Could you write out every record below exactly, leaving out any pictures?
--- Start ---
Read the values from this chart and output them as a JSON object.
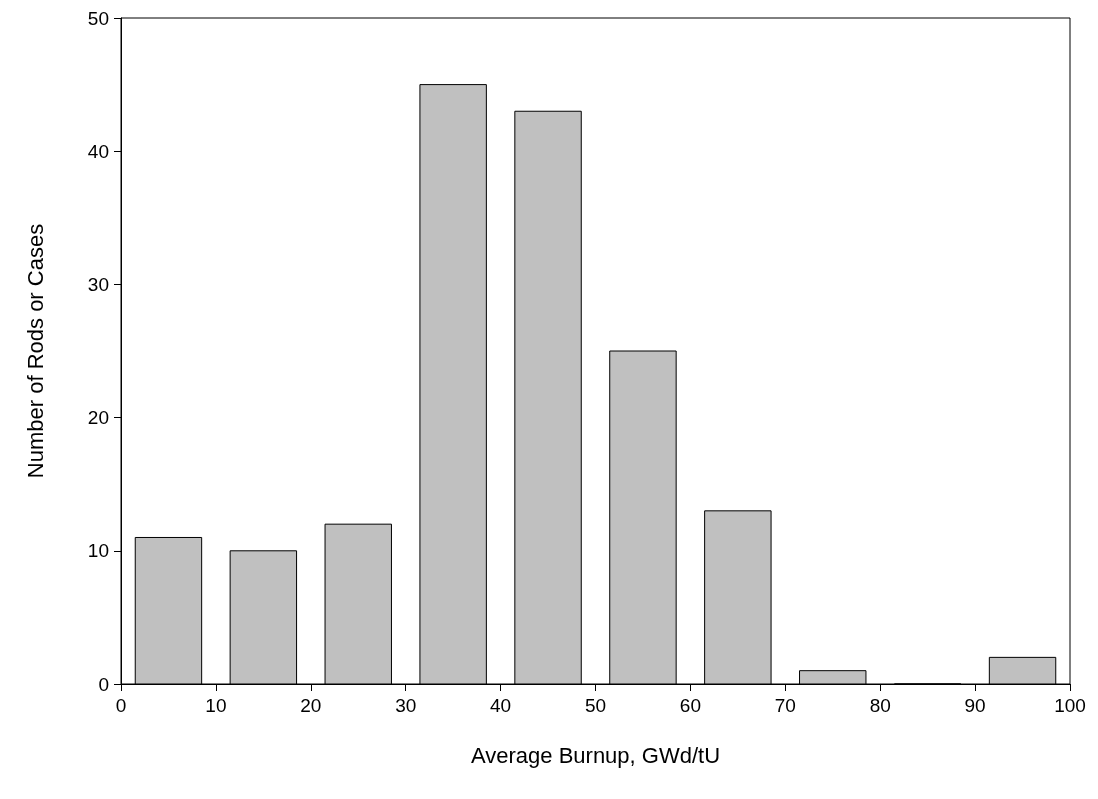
{
  "chart_data": {
    "type": "histogram",
    "xlabel": "Average Burnup, GWd/tU",
    "ylabel": "Number of Rods or Cases",
    "bins": [
      0,
      10,
      20,
      30,
      40,
      50,
      60,
      70,
      80,
      90,
      100
    ],
    "values": [
      11,
      10,
      12,
      45,
      43,
      25,
      13,
      1,
      0,
      2
    ],
    "color": "#c0c0c0",
    "xlim": [
      0,
      100
    ],
    "xticks": [
      0,
      10,
      20,
      30,
      40,
      50,
      60,
      70,
      80,
      90,
      100
    ],
    "ylim": [
      0,
      50
    ],
    "yticks": [
      0,
      10,
      20,
      30,
      40,
      50
    ],
    "grid": false
  }
}
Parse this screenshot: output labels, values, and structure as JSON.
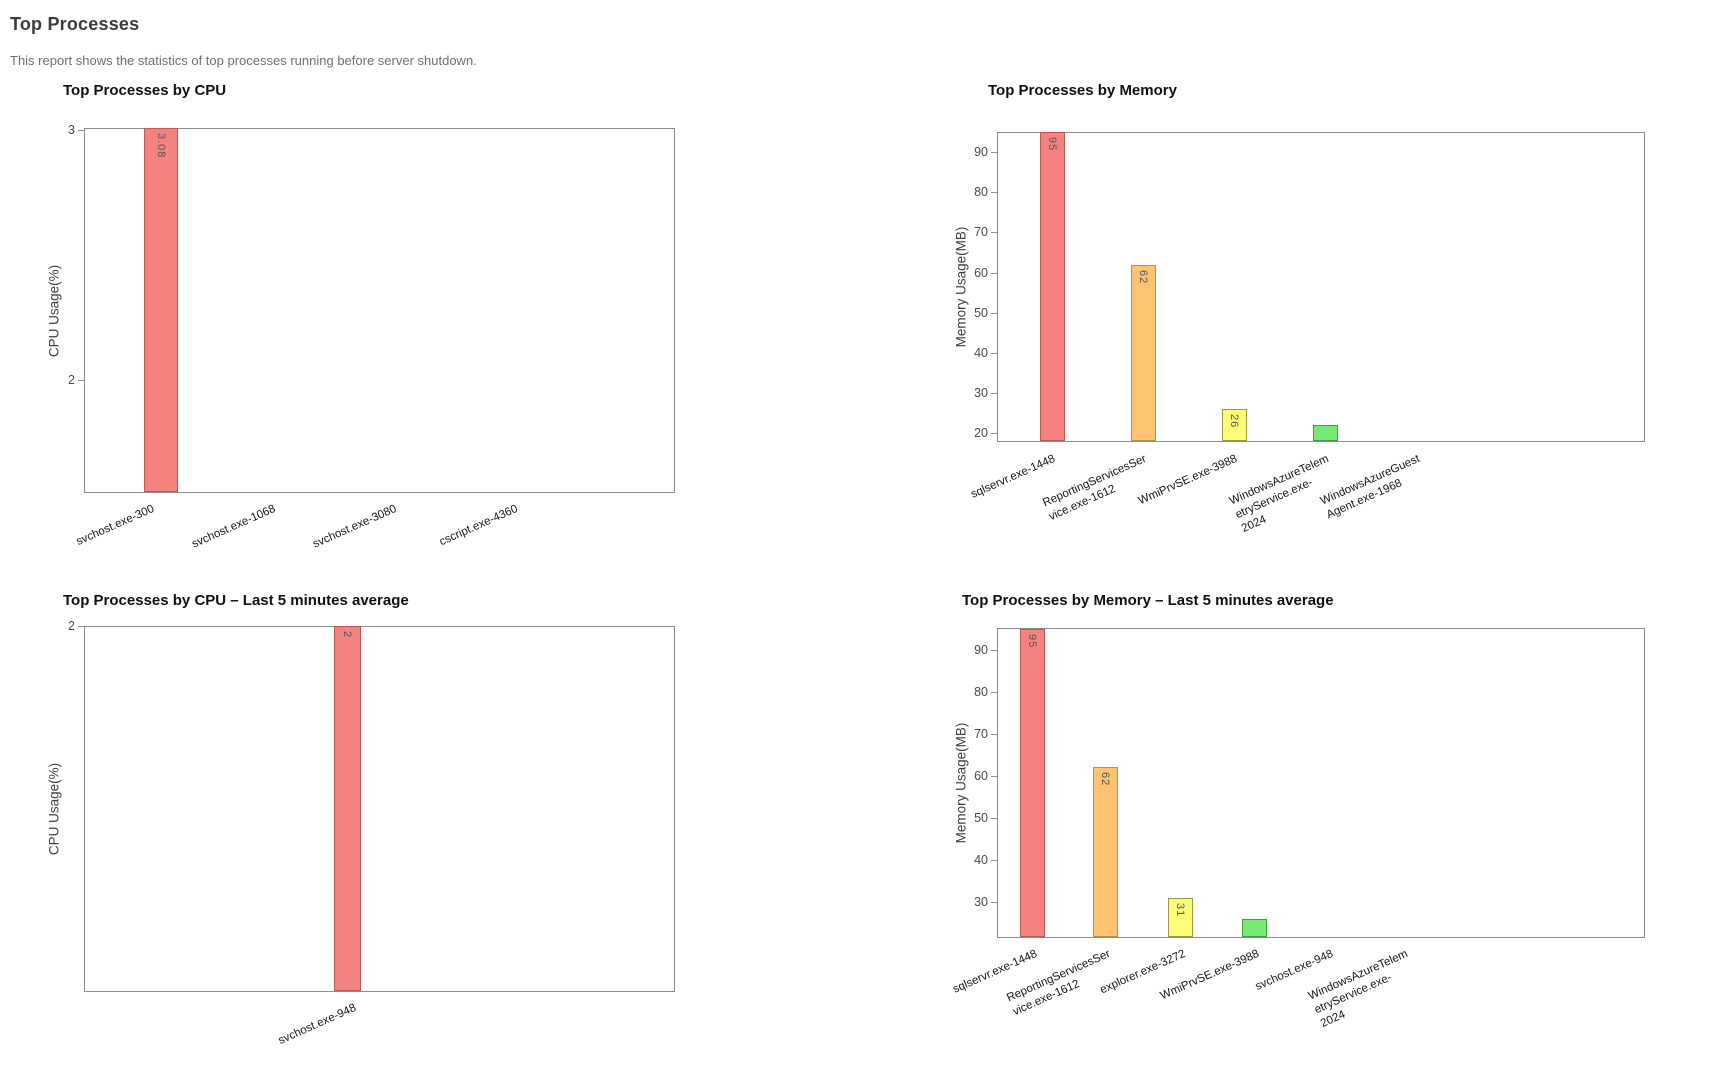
{
  "page": {
    "title": "Top Processes",
    "subtitle": "This report shows the statistics of top processes running before server shutdown."
  },
  "palette": {
    "red": {
      "fill": "#F4827F",
      "stroke": "#B95A55"
    },
    "orange": {
      "fill": "#FBC372",
      "stroke": "#BE8F43"
    },
    "yellow": {
      "fill": "#FCFC78",
      "stroke": "#99993D"
    },
    "green": {
      "fill": "#74E974",
      "stroke": "#3EA13E"
    }
  },
  "chart_data": [
    {
      "type": "bar",
      "title": "Top Processes by CPU",
      "ylabel": "CPU Usage(%)",
      "xlabel": "",
      "grid": false,
      "legend": false,
      "ylim": [
        1.548,
        3.008
      ],
      "yticks": [
        2,
        3
      ],
      "categories": [
        [
          "svchost.exe-300"
        ],
        [
          "svchost.exe-1068"
        ],
        [
          "svchost.exe-3080"
        ],
        [
          "cscript.exe-4360"
        ]
      ],
      "values": [
        3.08,
        null,
        null,
        null
      ],
      "bar_value_labels": [
        "3.08",
        null,
        null,
        null
      ],
      "bar_colors": [
        "red",
        null,
        null,
        null
      ]
    },
    {
      "type": "bar",
      "title": "Top Processes by Memory",
      "ylabel": "Memory Usage(MB)",
      "xlabel": "",
      "grid": false,
      "legend": false,
      "ylim": [
        17.8,
        95.0
      ],
      "yticks": [
        20,
        30,
        40,
        50,
        60,
        70,
        80,
        90
      ],
      "categories": [
        [
          "sqlservr.exe-1448"
        ],
        [
          "ReportingServicesSer",
          "vice.exe-1612"
        ],
        [
          "WmiPrvSE.exe-3988"
        ],
        [
          "WindowsAzureTelem",
          "etryService.exe-",
          "2024"
        ],
        [
          "WindowsAzureGuest",
          "Agent.exe-1968"
        ]
      ],
      "values": [
        95,
        62,
        26,
        22,
        null
      ],
      "bar_value_labels": [
        "95",
        "62",
        "26",
        null,
        null
      ],
      "bar_colors": [
        "red",
        "orange",
        "yellow",
        "green",
        null
      ]
    },
    {
      "type": "bar",
      "title": "Top Processes by CPU – Last 5 minutes average",
      "ylabel": "CPU Usage(%)",
      "xlabel": "",
      "grid": false,
      "legend": false,
      "ylim": [
        1.0,
        2.0
      ],
      "yticks": [
        2
      ],
      "categories": [
        [
          "svchost.exe-948"
        ]
      ],
      "values": [
        2
      ],
      "bar_value_labels": [
        "2"
      ],
      "bar_colors": [
        "red"
      ]
    },
    {
      "type": "bar",
      "title": "Top Processes by Memory – Last 5 minutes average",
      "ylabel": "Memory Usage(MB)",
      "xlabel": "",
      "grid": false,
      "legend": false,
      "ylim": [
        21.4,
        95.2
      ],
      "yticks": [
        30,
        40,
        50,
        60,
        70,
        80,
        90
      ],
      "categories": [
        [
          "sqlservr.exe-1448"
        ],
        [
          "ReportingServicesSer",
          "vice.exe-1612"
        ],
        [
          "explorer.exe-3272"
        ],
        [
          "WmiPrvSE.exe-3988"
        ],
        [
          "svchost.exe-948"
        ],
        [
          "WindowsAzureTelem",
          "etryService.exe-",
          "2024"
        ]
      ],
      "values": [
        95,
        62,
        31,
        26,
        null,
        null
      ],
      "bar_value_labels": [
        "95",
        "62",
        "31",
        null,
        null,
        null
      ],
      "bar_colors": [
        "red",
        "orange",
        "yellow",
        "green",
        null,
        null
      ]
    }
  ]
}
--- End ---
◆ **Answer in full**
Read the values from this chart and output them as a JSON object.
{
  "chart_data": {
    "type": "histogram",
    "xlabel": "Average Burnup, GWd/tU",
    "ylabel": "Number of Rods or Cases",
    "bins": [
      0,
      10,
      20,
      30,
      40,
      50,
      60,
      70,
      80,
      90,
      100
    ],
    "values": [
      11,
      10,
      12,
      45,
      43,
      25,
      13,
      1,
      0,
      2
    ],
    "color": "#c0c0c0",
    "xlim": [
      0,
      100
    ],
    "xticks": [
      0,
      10,
      20,
      30,
      40,
      50,
      60,
      70,
      80,
      90,
      100
    ],
    "ylim": [
      0,
      50
    ],
    "yticks": [
      0,
      10,
      20,
      30,
      40,
      50
    ],
    "grid": false
  }
}
Parse this screenshot: output labels, values, and structure as JSON.
{
  "page": {
    "title": "Top Processes",
    "subtitle": "This report shows the statistics of top processes running before server shutdown."
  },
  "palette": {
    "red": {
      "fill": "#F4827F",
      "stroke": "#B95A55"
    },
    "orange": {
      "fill": "#FBC372",
      "stroke": "#BE8F43"
    },
    "yellow": {
      "fill": "#FCFC78",
      "stroke": "#99993D"
    },
    "green": {
      "fill": "#74E974",
      "stroke": "#3EA13E"
    }
  },
  "chart_data": [
    {
      "type": "bar",
      "title": "Top Processes by CPU",
      "ylabel": "CPU Usage(%)",
      "xlabel": "",
      "grid": false,
      "legend": false,
      "ylim": [
        1.548,
        3.008
      ],
      "yticks": [
        2,
        3
      ],
      "categories": [
        [
          "svchost.exe-300"
        ],
        [
          "svchost.exe-1068"
        ],
        [
          "svchost.exe-3080"
        ],
        [
          "cscript.exe-4360"
        ]
      ],
      "values": [
        3.08,
        null,
        null,
        null
      ],
      "bar_value_labels": [
        "3.08",
        null,
        null,
        null
      ],
      "bar_colors": [
        "red",
        null,
        null,
        null
      ]
    },
    {
      "type": "bar",
      "title": "Top Processes by Memory",
      "ylabel": "Memory Usage(MB)",
      "xlabel": "",
      "grid": false,
      "legend": false,
      "ylim": [
        17.8,
        95.0
      ],
      "yticks": [
        20,
        30,
        40,
        50,
        60,
        70,
        80,
        90
      ],
      "categories": [
        [
          "sqlservr.exe-1448"
        ],
        [
          "ReportingServicesSer",
          "vice.exe-1612"
        ],
        [
          "WmiPrvSE.exe-3988"
        ],
        [
          "WindowsAzureTelem",
          "etryService.exe-",
          "2024"
        ],
        [
          "WindowsAzureGuest",
          "Agent.exe-1968"
        ]
      ],
      "values": [
        95,
        62,
        26,
        22,
        null
      ],
      "bar_value_labels": [
        "95",
        "62",
        "26",
        null,
        null
      ],
      "bar_colors": [
        "red",
        "orange",
        "yellow",
        "green",
        null
      ]
    },
    {
      "type": "bar",
      "title": "Top Processes by CPU – Last 5 minutes average",
      "ylabel": "CPU Usage(%)",
      "xlabel": "",
      "grid": false,
      "legend": false,
      "ylim": [
        1.0,
        2.0
      ],
      "yticks": [
        2
      ],
      "categories": [
        [
          "svchost.exe-948"
        ]
      ],
      "values": [
        2
      ],
      "bar_value_labels": [
        "2"
      ],
      "bar_colors": [
        "red"
      ]
    },
    {
      "type": "bar",
      "title": "Top Processes by Memory – Last 5 minutes average",
      "ylabel": "Memory Usage(MB)",
      "xlabel": "",
      "grid": false,
      "legend": false,
      "ylim": [
        21.4,
        95.2
      ],
      "yticks": [
        30,
        40,
        50,
        60,
        70,
        80,
        90
      ],
      "categories": [
        [
          "sqlservr.exe-1448"
        ],
        [
          "ReportingServicesSer",
          "vice.exe-1612"
        ],
        [
          "explorer.exe-3272"
        ],
        [
          "WmiPrvSE.exe-3988"
        ],
        [
          "svchost.exe-948"
        ],
        [
          "WindowsAzureTelem",
          "etryService.exe-",
          "2024"
        ]
      ],
      "values": [
        95,
        62,
        31,
        26,
        null,
        null
      ],
      "bar_value_labels": [
        "95",
        "62",
        "31",
        null,
        null,
        null
      ],
      "bar_colors": [
        "red",
        "orange",
        "yellow",
        "green",
        null,
        null
      ]
    }
  ]
}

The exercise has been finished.